Description of the task
Copy out the records from the first line through the line containing "Text: €30.039m: €30.039m", inclusive, substituting "OpEx" for every "Operating Expenses" and changing nothing else.
★ ★ ★ ★ ★
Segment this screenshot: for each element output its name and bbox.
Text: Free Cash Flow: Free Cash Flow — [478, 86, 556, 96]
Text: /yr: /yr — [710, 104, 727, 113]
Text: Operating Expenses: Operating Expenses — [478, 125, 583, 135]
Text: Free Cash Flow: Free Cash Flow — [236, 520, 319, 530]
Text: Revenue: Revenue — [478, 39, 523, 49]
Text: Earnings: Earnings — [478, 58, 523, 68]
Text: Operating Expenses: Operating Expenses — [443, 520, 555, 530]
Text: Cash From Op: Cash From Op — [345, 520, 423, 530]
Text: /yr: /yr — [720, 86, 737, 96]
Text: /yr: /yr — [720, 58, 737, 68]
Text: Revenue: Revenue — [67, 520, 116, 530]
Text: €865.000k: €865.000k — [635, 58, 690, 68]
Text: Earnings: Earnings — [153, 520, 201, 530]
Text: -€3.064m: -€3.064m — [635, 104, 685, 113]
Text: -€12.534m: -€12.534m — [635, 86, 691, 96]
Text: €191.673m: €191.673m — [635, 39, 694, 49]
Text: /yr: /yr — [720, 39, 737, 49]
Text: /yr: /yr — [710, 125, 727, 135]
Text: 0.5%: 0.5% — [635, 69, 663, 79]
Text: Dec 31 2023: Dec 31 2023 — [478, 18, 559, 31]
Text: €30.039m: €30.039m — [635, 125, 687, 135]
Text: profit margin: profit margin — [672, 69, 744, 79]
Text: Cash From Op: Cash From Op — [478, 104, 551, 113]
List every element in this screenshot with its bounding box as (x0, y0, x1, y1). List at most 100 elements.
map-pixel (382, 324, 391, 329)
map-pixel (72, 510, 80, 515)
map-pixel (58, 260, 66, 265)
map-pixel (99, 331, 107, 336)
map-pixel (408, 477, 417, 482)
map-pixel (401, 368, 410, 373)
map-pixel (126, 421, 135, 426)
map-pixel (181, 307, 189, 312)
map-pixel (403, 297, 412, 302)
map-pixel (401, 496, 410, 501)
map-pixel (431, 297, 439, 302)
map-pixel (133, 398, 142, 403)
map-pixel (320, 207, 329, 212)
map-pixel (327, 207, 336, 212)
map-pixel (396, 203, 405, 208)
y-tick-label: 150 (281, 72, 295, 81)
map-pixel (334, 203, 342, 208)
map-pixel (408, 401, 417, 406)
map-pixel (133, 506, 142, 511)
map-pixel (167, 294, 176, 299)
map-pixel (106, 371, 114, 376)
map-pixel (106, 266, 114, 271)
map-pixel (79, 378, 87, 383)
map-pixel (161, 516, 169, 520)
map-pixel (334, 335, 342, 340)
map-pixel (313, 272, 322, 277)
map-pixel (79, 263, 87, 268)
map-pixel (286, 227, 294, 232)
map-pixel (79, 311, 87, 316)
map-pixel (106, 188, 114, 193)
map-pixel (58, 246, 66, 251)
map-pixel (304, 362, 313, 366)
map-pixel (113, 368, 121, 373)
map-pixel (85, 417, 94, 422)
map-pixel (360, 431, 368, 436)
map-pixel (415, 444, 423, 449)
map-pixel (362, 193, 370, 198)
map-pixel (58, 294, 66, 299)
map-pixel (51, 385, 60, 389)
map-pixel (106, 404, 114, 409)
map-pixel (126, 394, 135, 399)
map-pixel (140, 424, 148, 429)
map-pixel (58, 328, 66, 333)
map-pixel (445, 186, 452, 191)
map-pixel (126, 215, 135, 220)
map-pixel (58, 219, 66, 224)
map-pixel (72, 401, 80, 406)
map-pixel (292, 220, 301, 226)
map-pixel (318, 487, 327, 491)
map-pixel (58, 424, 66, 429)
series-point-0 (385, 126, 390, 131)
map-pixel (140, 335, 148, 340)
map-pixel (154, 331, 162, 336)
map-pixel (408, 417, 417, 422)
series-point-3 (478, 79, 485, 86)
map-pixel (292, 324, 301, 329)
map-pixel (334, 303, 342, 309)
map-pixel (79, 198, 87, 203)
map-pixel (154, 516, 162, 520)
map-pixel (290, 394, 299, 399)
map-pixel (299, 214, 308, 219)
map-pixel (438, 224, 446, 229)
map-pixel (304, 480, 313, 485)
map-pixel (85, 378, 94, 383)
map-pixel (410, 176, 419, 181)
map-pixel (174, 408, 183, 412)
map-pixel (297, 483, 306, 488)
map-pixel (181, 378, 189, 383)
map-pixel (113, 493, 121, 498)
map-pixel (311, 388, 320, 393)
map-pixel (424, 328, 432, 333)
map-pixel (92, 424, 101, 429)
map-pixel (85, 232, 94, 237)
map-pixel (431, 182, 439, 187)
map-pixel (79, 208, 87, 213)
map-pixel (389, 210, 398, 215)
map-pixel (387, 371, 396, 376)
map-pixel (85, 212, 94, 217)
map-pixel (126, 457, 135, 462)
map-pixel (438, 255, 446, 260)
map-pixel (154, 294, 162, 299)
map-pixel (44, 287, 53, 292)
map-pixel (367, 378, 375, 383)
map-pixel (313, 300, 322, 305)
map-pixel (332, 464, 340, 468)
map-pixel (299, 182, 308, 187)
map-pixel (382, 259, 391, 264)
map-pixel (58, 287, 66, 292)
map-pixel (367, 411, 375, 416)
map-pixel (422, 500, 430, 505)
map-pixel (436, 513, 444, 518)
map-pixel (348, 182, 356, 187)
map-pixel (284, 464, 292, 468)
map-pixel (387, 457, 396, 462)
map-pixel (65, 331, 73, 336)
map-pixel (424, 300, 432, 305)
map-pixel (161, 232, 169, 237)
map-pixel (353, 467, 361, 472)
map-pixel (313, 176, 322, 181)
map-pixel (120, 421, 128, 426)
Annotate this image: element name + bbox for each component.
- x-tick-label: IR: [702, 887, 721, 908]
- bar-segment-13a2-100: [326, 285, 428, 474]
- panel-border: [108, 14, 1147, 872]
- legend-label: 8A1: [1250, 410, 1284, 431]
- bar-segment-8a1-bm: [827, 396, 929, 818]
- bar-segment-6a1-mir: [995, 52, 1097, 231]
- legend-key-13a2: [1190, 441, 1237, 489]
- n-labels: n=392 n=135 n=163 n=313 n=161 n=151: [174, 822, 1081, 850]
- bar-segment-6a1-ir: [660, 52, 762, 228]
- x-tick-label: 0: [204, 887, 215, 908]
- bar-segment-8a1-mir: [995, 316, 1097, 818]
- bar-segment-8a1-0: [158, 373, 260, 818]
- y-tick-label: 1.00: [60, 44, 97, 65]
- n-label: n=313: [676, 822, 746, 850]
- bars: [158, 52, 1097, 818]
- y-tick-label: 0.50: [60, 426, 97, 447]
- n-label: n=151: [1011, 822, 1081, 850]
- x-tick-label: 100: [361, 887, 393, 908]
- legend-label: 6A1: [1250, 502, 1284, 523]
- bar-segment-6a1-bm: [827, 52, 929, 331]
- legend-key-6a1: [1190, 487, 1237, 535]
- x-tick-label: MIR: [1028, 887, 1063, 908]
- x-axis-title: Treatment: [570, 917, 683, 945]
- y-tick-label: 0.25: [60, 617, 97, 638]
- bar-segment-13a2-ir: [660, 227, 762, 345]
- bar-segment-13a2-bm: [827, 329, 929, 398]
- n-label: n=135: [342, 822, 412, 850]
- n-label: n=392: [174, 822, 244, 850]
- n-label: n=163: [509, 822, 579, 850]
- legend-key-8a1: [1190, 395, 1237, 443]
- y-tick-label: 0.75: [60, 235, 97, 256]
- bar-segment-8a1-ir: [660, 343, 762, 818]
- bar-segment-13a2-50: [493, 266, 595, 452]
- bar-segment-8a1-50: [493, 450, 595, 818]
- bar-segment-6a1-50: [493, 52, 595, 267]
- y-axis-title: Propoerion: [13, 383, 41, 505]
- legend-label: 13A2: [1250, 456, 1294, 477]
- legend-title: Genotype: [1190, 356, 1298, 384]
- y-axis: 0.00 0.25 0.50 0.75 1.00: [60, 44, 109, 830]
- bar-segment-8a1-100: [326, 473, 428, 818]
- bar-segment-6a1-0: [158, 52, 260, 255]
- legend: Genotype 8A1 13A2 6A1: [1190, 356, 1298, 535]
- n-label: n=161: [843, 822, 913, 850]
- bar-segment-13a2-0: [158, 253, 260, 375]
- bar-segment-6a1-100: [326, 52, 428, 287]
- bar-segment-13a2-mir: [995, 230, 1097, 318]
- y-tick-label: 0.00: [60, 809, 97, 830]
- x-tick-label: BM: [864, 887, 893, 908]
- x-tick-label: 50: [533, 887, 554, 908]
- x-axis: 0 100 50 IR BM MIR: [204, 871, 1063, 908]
★ ★ ★ ★ ★
Written solution
Segment this screenshot: for each element output its name and bbox.
Text: Free Cash Flow: Free Cash Flow — [478, 86, 556, 96]
Text: /yr: /yr — [710, 104, 727, 113]
Text: OpEx: OpEx — [478, 125, 583, 135]
Text: Free Cash Flow: Free Cash Flow — [236, 520, 319, 530]
Text: Revenue: Revenue — [478, 39, 523, 49]
Text: Earnings: Earnings — [478, 58, 523, 68]
Text: OpEx: OpEx — [443, 520, 555, 530]
Text: Cash From Op: Cash From Op — [345, 520, 423, 530]
Text: /yr: /yr — [720, 86, 737, 96]
Text: /yr: /yr — [720, 58, 737, 68]
Text: Revenue: Revenue — [67, 520, 116, 530]
Text: €865.000k: €865.000k — [635, 58, 690, 68]
Text: Earnings: Earnings — [153, 520, 201, 530]
Text: -€3.064m: -€3.064m — [635, 104, 685, 113]
Text: -€12.534m: -€12.534m — [635, 86, 691, 96]
Text: €191.673m: €191.673m — [635, 39, 694, 49]
Text: /yr: /yr — [720, 39, 737, 49]
Text: /yr: /yr — [710, 125, 727, 135]
Text: 0.5%: 0.5% — [635, 69, 663, 79]
Text: Dec 31 2023: Dec 31 2023 — [478, 18, 559, 31]
Text: €30.039m: €30.039m — [635, 125, 687, 135]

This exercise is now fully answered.